Exercise instructions
1. Reproduce the passage of the article on Britain's coronavirus approach starting at "Below is the" and ending at "is less burdened.".
2. Answer these questions from the article on Britain's coronavirus approach:
(a) By how many weeks is the United Kingdom said to trail Italy and other European countries?
(b) By what percentage did British coronavirus cases rise over the past 24 hours, and to what total?
(c) What position does Patrick Vallance hold?

Excerpt
______
LONDON (Reuters) - British Prime Minister Boris Johnson has cautioned that more families will lose their loved ones to the coronavirus but has taken a distinctly different approach to tackling the outbreak.
Below is the scientific and public health argument behind the British approach.
WHERE IS THE UK?
The United Kingdom is about four weeks behind Italy and other European countries. Between 5,000 and 10,000 people are believed by scientists to be infected in the United Kingdom.
British cases of coronavirus rose 35% to 798 over the past 24 hours. A total of 32,771 people have been tested in the country, the health ministry said on Friday.
DELAY AND REDUCE THE PEAK
“What you want to do is protect people in the most infectious period,” said Patrick Vallance, the British government’s chief scientific adviser.
Britain wants to “delay the peak and to push the peak down”, he said, to prevent the National Health Service from being overwhelmed and to push the peak into the summer months when the health service is less burdened.
Scientific and medical experts say they are adopting a “staged” approach, not bringing in more stringent measures until the infection rate increases “significantly”, which may not happen until a “few weeks” from now.
They say the science of the virus is “broadly agreed” internationally but countries will take different measures to tackle the spread.
TIMING IS CRUCIAL
There is no point isolating the entire population at such an early stage as too few are infected, people get fed up with staying at home and a prolonged period of isolation could result in loneliness, the scientists say.
______
Data for analysis
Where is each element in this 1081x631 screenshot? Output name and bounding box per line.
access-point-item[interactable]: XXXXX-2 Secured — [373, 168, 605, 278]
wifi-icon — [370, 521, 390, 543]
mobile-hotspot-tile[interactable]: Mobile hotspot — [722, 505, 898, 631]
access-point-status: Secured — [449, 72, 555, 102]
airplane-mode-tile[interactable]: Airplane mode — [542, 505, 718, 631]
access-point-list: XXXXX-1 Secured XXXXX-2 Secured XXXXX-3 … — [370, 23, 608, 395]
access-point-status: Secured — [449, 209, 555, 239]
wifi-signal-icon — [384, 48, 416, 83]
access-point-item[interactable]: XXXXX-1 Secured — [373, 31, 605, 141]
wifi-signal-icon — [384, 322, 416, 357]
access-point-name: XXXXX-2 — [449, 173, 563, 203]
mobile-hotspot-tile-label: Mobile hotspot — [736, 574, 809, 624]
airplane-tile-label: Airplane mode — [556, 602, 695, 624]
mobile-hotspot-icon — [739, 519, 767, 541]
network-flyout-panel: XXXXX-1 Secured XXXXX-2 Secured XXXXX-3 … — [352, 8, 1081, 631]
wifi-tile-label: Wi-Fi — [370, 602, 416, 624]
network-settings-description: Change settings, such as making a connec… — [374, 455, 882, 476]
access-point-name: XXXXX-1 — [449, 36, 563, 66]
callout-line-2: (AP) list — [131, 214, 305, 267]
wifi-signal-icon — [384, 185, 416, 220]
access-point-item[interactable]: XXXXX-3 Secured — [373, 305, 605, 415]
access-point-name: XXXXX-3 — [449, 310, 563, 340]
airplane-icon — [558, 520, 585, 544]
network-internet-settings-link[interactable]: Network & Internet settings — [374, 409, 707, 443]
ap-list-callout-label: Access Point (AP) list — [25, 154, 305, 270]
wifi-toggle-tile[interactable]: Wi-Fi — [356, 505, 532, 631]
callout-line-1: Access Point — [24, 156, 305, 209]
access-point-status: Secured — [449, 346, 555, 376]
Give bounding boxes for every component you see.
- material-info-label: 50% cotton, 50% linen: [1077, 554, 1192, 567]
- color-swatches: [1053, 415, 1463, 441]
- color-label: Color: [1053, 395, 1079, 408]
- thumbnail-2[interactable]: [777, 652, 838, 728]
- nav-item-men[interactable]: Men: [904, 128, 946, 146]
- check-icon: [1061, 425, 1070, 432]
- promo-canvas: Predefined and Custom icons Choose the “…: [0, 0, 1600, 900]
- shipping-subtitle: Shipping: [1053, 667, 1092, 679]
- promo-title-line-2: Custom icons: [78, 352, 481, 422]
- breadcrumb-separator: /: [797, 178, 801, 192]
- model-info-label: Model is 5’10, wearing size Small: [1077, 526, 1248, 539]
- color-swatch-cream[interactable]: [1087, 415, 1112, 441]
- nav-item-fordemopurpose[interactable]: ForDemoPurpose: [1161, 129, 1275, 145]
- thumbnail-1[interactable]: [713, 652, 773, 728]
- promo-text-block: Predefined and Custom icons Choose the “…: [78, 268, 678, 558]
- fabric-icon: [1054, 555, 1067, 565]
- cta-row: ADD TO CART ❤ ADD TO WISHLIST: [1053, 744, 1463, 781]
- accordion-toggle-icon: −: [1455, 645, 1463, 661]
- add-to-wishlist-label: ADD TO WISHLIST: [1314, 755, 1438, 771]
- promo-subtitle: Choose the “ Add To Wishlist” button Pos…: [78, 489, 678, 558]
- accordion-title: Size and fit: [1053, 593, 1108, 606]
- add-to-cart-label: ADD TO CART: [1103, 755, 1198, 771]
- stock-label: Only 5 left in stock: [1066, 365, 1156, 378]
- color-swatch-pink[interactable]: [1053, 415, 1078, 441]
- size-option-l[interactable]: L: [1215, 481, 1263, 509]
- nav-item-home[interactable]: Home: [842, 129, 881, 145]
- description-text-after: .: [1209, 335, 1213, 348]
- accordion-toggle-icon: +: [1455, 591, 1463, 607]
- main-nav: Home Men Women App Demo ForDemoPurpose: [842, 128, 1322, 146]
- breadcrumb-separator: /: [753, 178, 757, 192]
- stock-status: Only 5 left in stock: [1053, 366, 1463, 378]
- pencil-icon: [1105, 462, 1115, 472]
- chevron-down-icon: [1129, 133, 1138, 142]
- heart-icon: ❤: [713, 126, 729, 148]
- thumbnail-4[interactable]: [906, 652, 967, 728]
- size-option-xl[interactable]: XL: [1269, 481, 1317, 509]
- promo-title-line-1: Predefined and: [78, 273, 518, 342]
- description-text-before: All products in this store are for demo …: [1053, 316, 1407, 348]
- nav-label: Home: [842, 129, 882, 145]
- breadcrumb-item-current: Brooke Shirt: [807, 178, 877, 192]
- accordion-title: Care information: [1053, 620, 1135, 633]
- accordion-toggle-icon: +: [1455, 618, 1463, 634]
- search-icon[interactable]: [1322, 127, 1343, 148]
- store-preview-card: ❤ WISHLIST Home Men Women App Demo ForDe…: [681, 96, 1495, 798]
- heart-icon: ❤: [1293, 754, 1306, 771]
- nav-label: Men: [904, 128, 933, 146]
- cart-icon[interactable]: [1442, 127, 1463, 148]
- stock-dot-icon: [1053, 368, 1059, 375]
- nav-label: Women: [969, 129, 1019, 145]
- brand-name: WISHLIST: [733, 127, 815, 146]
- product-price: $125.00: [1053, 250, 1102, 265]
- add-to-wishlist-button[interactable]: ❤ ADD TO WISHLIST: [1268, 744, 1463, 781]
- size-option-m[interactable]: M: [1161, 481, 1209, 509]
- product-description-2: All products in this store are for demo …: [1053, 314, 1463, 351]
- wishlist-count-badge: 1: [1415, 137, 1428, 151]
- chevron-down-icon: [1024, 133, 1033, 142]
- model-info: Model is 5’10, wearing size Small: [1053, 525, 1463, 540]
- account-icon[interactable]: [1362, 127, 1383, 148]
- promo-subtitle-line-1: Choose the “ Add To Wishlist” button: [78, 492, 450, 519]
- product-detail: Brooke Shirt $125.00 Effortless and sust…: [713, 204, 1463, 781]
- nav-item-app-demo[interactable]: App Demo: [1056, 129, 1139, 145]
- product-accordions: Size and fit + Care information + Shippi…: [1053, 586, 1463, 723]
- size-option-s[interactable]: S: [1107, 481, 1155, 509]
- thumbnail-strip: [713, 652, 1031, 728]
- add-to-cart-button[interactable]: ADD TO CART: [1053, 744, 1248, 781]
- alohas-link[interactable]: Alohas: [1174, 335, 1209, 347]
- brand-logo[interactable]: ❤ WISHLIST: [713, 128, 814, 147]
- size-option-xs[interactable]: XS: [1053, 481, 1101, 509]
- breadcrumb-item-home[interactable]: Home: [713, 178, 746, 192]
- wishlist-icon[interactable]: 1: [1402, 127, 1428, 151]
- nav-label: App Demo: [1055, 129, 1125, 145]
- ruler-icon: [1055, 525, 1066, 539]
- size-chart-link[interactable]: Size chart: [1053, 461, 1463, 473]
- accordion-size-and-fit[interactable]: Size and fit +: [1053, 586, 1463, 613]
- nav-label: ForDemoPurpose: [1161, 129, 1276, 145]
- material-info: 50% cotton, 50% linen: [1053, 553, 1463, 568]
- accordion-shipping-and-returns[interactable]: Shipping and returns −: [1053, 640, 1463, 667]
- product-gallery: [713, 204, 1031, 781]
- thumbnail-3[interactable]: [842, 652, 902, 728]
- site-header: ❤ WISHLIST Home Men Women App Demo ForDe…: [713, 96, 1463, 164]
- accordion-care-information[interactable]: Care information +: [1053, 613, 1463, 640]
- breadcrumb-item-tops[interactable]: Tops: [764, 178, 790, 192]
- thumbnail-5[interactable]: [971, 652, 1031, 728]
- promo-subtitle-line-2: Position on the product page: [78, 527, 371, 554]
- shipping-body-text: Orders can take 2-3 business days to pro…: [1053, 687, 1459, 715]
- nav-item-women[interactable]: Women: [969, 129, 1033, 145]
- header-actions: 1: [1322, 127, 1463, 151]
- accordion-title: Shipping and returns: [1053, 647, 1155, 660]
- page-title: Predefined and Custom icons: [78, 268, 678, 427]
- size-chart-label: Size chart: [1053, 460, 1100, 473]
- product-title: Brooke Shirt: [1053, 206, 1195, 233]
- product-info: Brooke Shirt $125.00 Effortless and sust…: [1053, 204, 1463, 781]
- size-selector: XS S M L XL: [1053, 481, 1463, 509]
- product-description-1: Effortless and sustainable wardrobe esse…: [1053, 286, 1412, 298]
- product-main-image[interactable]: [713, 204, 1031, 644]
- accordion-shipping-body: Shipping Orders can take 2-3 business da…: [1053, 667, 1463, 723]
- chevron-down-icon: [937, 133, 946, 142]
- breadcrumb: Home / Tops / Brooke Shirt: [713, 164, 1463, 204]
______
Outputs for the tasks
1.
Below is the scientific and public health argument behind the British approach.
WHERE IS THE UK?
The United Kingdom is about four weeks behind Italy and other European countries. Between 5,000 and 10,000 people are believed by scientists to be infected in the United Kingdom.
British cases of coronavirus rose 35% to 798 over the past 24 hours. A total of 32,771 people have been tested in the country, the health ministry said on Friday.
DELAY AND REDUCE THE PEAK
“What you want to do is protect people in the most infectious period,” said Patrick Vallance, the British government’s chief scientific adviser.
Britain wants to “delay the peak and to push the peak down”, he said, to prevent the National Health Service from being overwhelmed and to push the peak into the summer months when the health service is less burdened.

2.
(a) About four weeks.
(b) They rose 35%, to 798.
(c) He is the British government's chief scientific adviser.